■ Record list:
*****

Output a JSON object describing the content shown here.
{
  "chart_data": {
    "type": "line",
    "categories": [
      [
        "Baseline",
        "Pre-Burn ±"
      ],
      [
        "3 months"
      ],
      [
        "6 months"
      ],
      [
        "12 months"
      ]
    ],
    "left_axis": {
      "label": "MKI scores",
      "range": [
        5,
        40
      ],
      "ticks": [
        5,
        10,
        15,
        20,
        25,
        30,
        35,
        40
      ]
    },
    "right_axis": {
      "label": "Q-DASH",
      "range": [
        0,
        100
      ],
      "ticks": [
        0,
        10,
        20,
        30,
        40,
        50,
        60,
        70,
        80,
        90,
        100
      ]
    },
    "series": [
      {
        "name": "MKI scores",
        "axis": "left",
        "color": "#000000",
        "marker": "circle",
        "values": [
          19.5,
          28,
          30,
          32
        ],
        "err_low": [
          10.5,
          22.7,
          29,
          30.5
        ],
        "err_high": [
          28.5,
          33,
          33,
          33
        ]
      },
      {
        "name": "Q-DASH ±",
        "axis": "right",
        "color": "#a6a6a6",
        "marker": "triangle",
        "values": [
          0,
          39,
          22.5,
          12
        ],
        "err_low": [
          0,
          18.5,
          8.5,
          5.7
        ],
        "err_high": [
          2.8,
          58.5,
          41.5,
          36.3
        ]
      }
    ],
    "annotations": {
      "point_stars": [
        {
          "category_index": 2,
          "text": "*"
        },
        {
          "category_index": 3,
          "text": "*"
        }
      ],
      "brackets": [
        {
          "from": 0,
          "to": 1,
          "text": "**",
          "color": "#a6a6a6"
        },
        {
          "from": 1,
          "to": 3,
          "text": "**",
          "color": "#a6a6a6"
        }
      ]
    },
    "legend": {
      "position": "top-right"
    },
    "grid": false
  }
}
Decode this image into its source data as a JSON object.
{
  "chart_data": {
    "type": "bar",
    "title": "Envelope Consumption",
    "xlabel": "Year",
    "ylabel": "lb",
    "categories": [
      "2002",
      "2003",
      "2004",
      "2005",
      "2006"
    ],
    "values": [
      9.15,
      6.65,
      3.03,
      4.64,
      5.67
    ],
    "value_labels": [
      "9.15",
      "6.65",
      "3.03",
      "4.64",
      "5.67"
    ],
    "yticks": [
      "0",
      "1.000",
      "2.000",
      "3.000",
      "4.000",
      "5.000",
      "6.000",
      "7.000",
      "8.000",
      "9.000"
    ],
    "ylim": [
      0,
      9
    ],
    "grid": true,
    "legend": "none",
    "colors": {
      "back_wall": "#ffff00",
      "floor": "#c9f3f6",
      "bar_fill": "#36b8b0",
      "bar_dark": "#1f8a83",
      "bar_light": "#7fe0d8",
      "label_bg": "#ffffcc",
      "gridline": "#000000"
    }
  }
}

*****

■ Short exercise:
Show the lines of the data that hold the word "object".

■ Answer for this exercise:
Output a JSON object describing the content shown here.
Decode this image into its source data as a JSON object.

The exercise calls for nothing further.